Stated problem:
Below are some records. Copy every line in them that holds "name".

The data:
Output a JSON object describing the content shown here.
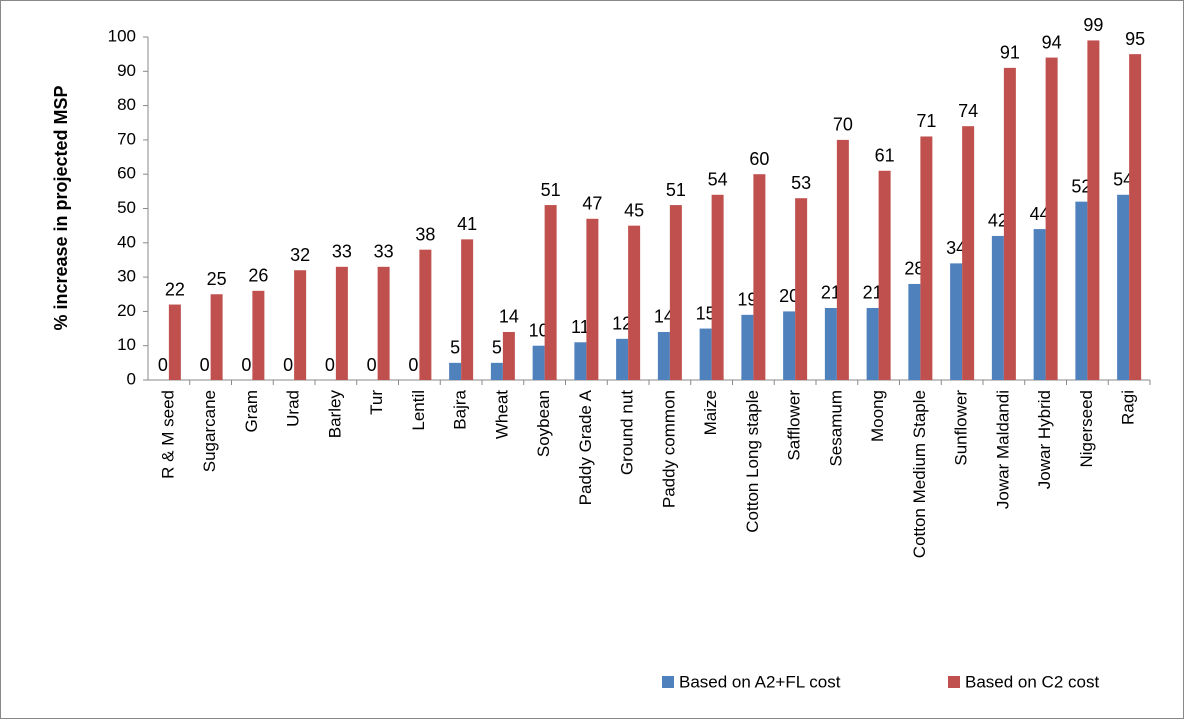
{
  "chart_data": {
    "type": "bar",
    "y_label": "% increase in projected MSP",
    "categories": [
      "R & M seed",
      "Sugarcane",
      "Gram",
      "Urad",
      "Barley",
      "Tur",
      "Lentil",
      "Bajra",
      "Wheat",
      "Soybean",
      "Paddy Grade A",
      "Ground nut",
      "Paddy common",
      "Maize",
      "Cotton Long staple",
      "Safflower",
      "Sesamum",
      "Moong",
      "Cotton Medium Staple",
      "Sunflower",
      "Jowar Maldandi",
      "Jowar Hybrid",
      "Nigerseed",
      "Ragi"
    ],
    "series": [
      {
        "name": "Based on A2+FL cost",
        "color": "#4f81bd",
        "values": [
          0,
          0,
          0,
          0,
          0,
          0,
          0,
          5,
          5,
          10,
          11,
          12,
          14,
          15,
          19,
          20,
          21,
          21,
          28,
          34,
          42,
          44,
          52,
          54
        ]
      },
      {
        "name": "Based on C2 cost",
        "color": "#c0504d",
        "values": [
          22,
          25,
          26,
          32,
          33,
          33,
          38,
          41,
          14,
          51,
          47,
          45,
          51,
          54,
          60,
          53,
          70,
          61,
          71,
          74,
          91,
          94,
          99,
          95
        ]
      }
    ],
    "ylim": [
      0,
      100
    ],
    "yticks": [
      0,
      10,
      20,
      30,
      40,
      50,
      60,
      70,
      80,
      90,
      100
    ],
    "legend": "bottom",
    "grid": false
  }
}
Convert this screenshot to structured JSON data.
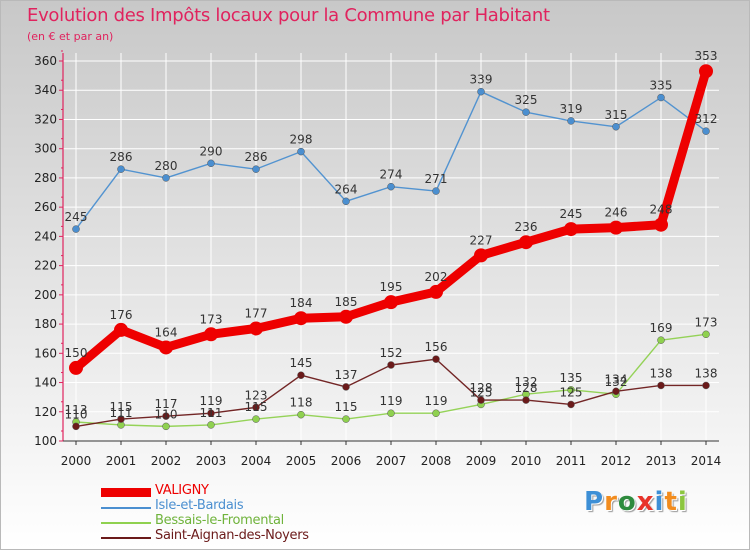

Task answer:
        "name": "Based on A2+FL cost",
        "name": "Based on C2 cost",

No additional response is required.